**PROBLEM STATEMENT**
Search the data for the string "volume" and extract every line where it appears.

**DATASET EXTRACT**

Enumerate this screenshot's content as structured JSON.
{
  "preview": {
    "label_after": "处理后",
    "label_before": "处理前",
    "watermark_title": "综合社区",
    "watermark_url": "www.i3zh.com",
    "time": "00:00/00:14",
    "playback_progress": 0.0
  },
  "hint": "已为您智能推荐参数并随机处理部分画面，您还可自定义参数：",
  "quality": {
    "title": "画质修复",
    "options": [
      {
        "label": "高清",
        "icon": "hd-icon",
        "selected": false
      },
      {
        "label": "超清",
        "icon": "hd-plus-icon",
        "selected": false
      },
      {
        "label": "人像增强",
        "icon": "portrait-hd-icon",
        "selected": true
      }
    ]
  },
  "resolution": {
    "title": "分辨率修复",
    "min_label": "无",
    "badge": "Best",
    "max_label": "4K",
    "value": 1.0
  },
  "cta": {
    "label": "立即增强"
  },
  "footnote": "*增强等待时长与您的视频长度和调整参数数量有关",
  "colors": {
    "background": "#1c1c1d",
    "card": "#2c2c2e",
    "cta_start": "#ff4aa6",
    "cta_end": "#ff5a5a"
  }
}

--

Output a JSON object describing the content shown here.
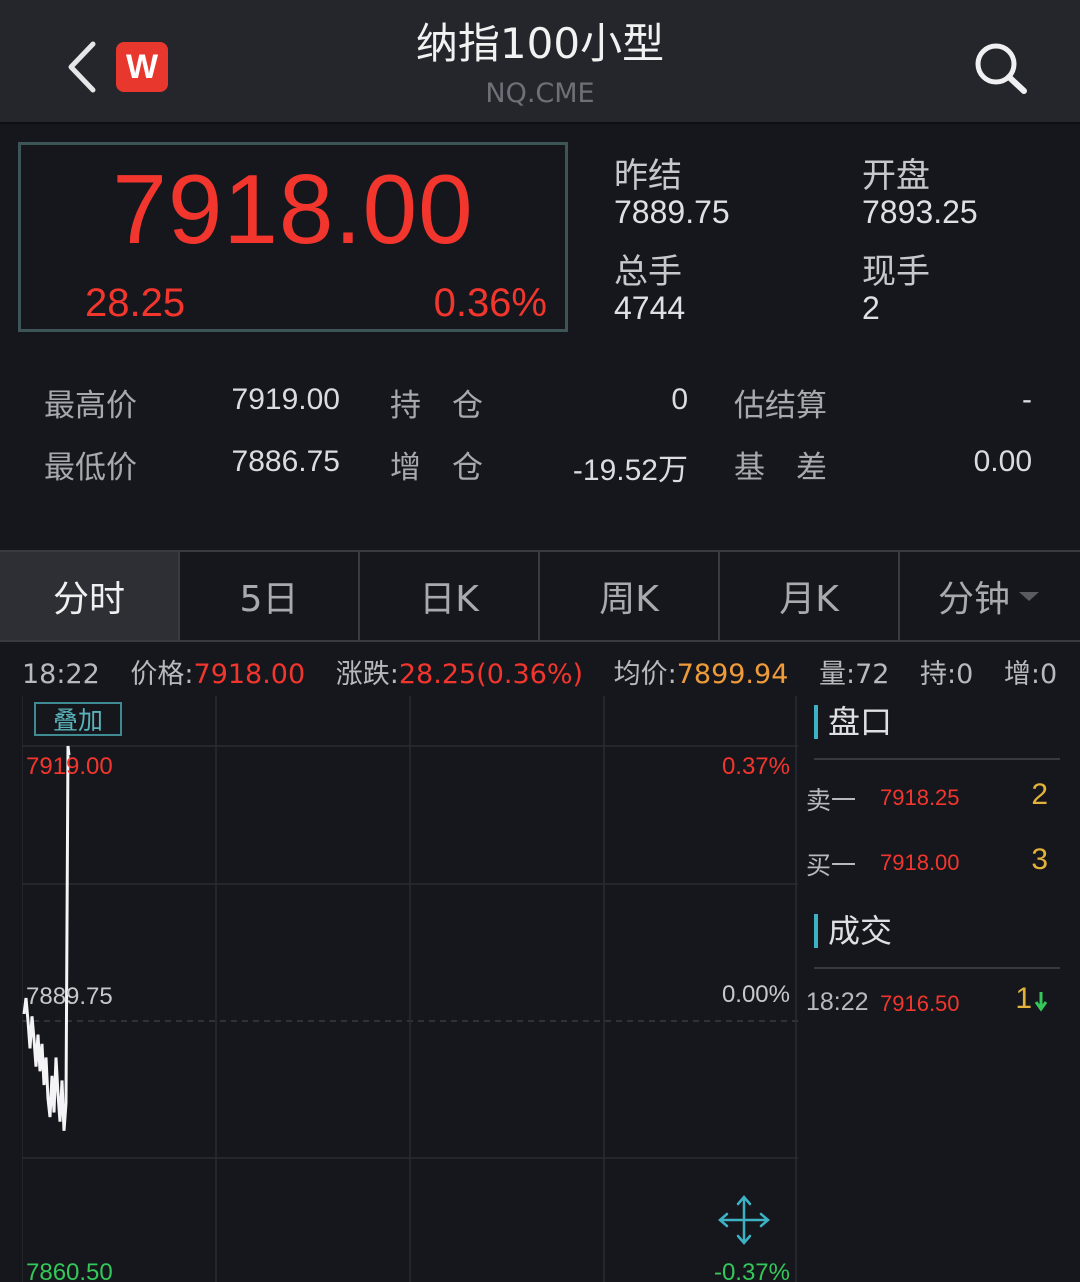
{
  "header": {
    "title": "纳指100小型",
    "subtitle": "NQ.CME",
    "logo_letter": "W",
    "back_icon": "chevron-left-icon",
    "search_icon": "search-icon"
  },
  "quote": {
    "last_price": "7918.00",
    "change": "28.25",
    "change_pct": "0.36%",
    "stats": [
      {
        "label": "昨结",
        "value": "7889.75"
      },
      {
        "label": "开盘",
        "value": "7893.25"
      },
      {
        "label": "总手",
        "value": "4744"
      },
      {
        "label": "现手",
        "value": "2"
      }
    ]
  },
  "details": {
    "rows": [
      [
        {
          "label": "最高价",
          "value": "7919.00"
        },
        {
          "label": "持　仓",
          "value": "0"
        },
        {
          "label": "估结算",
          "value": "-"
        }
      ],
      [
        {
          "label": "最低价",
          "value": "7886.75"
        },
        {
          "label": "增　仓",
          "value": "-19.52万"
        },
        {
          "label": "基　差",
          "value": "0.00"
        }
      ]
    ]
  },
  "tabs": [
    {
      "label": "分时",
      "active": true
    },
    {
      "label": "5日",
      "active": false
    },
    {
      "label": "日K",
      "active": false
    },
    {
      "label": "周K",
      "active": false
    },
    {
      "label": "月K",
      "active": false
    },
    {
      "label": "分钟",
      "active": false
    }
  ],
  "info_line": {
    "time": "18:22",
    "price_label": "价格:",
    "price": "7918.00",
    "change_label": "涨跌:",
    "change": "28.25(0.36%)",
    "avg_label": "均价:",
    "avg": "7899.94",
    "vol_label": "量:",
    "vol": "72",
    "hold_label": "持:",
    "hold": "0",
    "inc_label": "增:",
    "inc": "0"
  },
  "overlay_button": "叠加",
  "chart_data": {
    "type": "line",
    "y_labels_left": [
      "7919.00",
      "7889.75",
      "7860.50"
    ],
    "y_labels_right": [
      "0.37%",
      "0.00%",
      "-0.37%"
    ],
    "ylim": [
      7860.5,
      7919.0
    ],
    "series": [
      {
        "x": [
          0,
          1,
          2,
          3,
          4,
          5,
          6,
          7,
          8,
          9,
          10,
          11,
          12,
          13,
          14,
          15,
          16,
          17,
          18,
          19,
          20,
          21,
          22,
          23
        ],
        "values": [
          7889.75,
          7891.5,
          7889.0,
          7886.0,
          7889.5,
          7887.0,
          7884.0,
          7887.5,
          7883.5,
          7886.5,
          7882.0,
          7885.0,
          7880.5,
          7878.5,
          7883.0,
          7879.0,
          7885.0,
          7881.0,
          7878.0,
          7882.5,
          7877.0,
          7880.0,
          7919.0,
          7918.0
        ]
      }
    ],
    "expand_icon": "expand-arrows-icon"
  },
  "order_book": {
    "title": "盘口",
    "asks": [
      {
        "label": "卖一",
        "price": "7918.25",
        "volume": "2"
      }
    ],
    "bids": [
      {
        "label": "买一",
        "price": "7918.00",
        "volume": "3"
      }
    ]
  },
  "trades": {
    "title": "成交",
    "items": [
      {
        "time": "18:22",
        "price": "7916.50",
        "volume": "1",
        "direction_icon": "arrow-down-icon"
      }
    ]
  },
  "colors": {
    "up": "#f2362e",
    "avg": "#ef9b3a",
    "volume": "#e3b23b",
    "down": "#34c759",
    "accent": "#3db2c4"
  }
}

**OUTPUT OF THE TASK**
        "volume": "2"
        "volume": "3"
        "volume": "1",
    "volume": "#e3b23b",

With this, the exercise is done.